Figure data in JSON:
※
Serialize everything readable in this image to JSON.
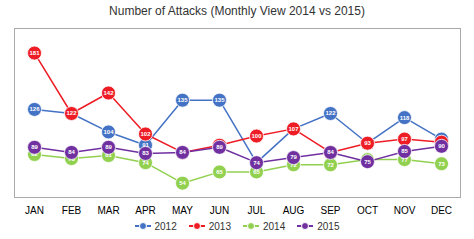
{
  "chart_data": {
    "type": "line",
    "title": "Number of Attacks (Monthly View 2014 vs 2015)",
    "categories": [
      "JAN",
      "FEB",
      "MAR",
      "APR",
      "MAY",
      "JUN",
      "JUL",
      "AUG",
      "SEP",
      "OCT",
      "NOV",
      "DEC"
    ],
    "series": [
      {
        "name": "2012",
        "color": "#4472C4",
        "values": [
          126,
          122,
          104,
          91,
          135,
          135,
          74,
          107,
          122,
          93,
          118,
          97
        ]
      },
      {
        "name": "2013",
        "color": "#EE1C25",
        "values": [
          181,
          122,
          142,
          102,
          84,
          91,
          100,
          107,
          84,
          93,
          97,
          94
        ]
      },
      {
        "name": "2014",
        "color": "#92D050",
        "values": [
          82,
          78,
          81,
          74,
          54,
          65,
          65,
          72,
          72,
          77,
          77,
          73
        ]
      },
      {
        "name": "2015",
        "color": "#7030A0",
        "values": [
          89,
          84,
          89,
          83,
          84,
          89,
          74,
          79,
          84,
          75,
          85,
          90
        ]
      }
    ],
    "ylim": [
      40,
      205
    ],
    "grid": false,
    "legend": "bottom",
    "data_labels": true,
    "tick_labels": "x",
    "marker": "circle"
  }
}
※
EXERCISE BRIEF:
Without including any pictures, print each record exactly.

SOLUTION:
Serialize everything readable in this image to JSON.
{
  "chart_data": {
    "type": "line",
    "title": "Number of Attacks (Monthly View 2014 vs 2015)",
    "categories": [
      "JAN",
      "FEB",
      "MAR",
      "APR",
      "MAY",
      "JUN",
      "JUL",
      "AUG",
      "SEP",
      "OCT",
      "NOV",
      "DEC"
    ],
    "series": [
      {
        "name": "2012",
        "color": "#4472C4",
        "values": [
          126,
          122,
          104,
          91,
          135,
          135,
          74,
          107,
          122,
          93,
          118,
          97
        ]
      },
      {
        "name": "2013",
        "color": "#EE1C25",
        "values": [
          181,
          122,
          142,
          102,
          84,
          91,
          100,
          107,
          84,
          93,
          97,
          94
        ]
      },
      {
        "name": "2014",
        "color": "#92D050",
        "values": [
          82,
          78,
          81,
          74,
          54,
          65,
          65,
          72,
          72,
          77,
          77,
          73
        ]
      },
      {
        "name": "2015",
        "color": "#7030A0",
        "values": [
          89,
          84,
          89,
          83,
          84,
          89,
          74,
          79,
          84,
          75,
          85,
          90
        ]
      }
    ],
    "ylim": [
      40,
      205
    ],
    "grid": false,
    "legend": "bottom",
    "data_labels": true,
    "tick_labels": "x",
    "marker": "circle"
  }
}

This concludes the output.